** Stated task **
From the entries below, gather each line containing the word "people".

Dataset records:
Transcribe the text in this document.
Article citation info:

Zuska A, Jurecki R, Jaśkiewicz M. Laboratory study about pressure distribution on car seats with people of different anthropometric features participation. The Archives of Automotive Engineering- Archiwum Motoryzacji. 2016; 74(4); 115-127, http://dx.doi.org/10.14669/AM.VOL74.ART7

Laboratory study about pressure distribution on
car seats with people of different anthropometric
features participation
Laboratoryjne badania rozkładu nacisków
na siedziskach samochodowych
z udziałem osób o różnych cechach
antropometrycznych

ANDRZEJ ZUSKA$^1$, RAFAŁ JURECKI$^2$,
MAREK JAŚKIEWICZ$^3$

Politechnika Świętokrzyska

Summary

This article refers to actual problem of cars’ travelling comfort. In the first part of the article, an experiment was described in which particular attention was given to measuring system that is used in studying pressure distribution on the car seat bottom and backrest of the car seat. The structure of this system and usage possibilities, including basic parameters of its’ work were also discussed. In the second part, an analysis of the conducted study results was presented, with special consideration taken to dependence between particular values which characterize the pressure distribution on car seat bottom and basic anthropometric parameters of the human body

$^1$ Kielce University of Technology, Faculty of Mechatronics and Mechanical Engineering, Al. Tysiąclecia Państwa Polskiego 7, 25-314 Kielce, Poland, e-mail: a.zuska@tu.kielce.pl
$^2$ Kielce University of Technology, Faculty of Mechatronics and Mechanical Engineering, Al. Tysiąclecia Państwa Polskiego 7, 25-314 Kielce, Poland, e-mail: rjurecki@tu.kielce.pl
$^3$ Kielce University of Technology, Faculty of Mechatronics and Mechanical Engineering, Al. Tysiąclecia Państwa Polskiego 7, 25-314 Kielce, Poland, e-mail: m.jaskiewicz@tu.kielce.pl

** Result of the exercise **
Zuska A, Jurecki R, Jaśkiewicz M. Laboratory study about pressure distribution on car seats with people of different anthropometric features participation. The Archives of Automotive Engineering- Archiwum Motoryzacji. 2016; 74(4); 115-127, http://dx.doi.org/10.14669/AM.VOL74.ART7
car seats with people of different anthropometric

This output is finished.